Start Task inputs

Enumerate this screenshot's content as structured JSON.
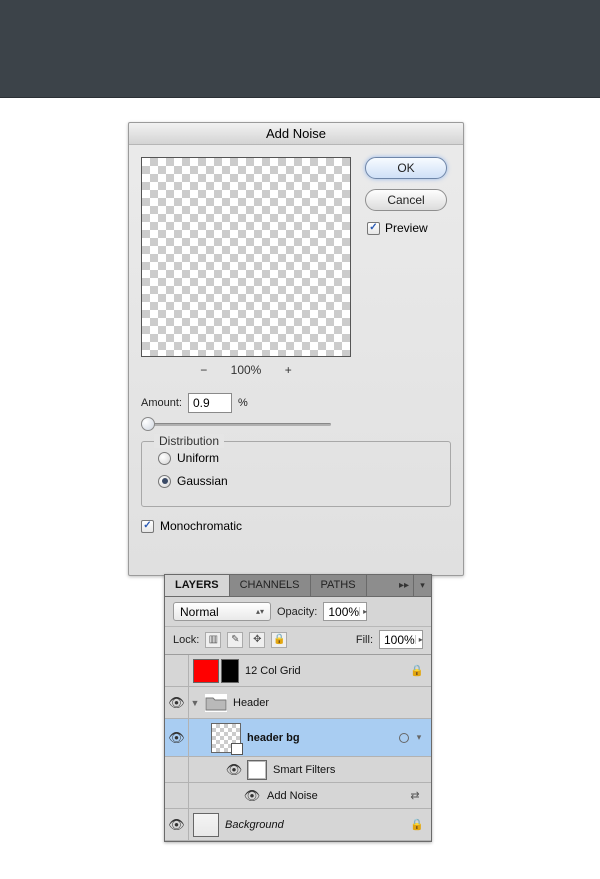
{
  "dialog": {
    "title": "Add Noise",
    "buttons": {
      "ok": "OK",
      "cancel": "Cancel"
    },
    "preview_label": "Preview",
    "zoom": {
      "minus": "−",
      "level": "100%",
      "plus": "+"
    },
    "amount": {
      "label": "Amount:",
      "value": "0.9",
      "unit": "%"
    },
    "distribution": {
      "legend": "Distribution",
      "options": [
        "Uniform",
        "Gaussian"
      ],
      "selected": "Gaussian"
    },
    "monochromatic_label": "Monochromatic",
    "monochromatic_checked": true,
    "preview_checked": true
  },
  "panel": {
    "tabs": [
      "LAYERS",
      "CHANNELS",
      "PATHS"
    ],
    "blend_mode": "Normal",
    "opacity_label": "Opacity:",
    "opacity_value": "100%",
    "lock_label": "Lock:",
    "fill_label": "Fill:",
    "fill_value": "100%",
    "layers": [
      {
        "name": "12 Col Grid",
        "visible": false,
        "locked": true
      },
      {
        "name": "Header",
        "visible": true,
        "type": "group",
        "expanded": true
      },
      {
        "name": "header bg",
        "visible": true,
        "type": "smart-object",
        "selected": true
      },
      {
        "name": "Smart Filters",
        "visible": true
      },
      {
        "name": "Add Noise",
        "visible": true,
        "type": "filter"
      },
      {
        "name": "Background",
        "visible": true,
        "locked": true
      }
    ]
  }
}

End Task inputs

Leave out the pictures and output every record above precisely as given.

Enumerate this screenshot's content as structured JSON.
{
  "dialog": {
    "title": "Add Noise",
    "buttons": {
      "ok": "OK",
      "cancel": "Cancel"
    },
    "preview_label": "Preview",
    "zoom": {
      "minus": "−",
      "level": "100%",
      "plus": "+"
    },
    "amount": {
      "label": "Amount:",
      "value": "0.9",
      "unit": "%"
    },
    "distribution": {
      "legend": "Distribution",
      "options": [
        "Uniform",
        "Gaussian"
      ],
      "selected": "Gaussian"
    },
    "monochromatic_label": "Monochromatic",
    "monochromatic_checked": true,
    "preview_checked": true
  },
  "panel": {
    "tabs": [
      "LAYERS",
      "CHANNELS",
      "PATHS"
    ],
    "blend_mode": "Normal",
    "opacity_label": "Opacity:",
    "opacity_value": "100%",
    "lock_label": "Lock:",
    "fill_label": "Fill:",
    "fill_value": "100%",
    "layers": [
      {
        "name": "12 Col Grid",
        "visible": false,
        "locked": true
      },
      {
        "name": "Header",
        "visible": true,
        "type": "group",
        "expanded": true
      },
      {
        "name": "header bg",
        "visible": true,
        "type": "smart-object",
        "selected": true
      },
      {
        "name": "Smart Filters",
        "visible": true
      },
      {
        "name": "Add Noise",
        "visible": true,
        "type": "filter"
      },
      {
        "name": "Background",
        "visible": true,
        "locked": true
      }
    ]
  }
}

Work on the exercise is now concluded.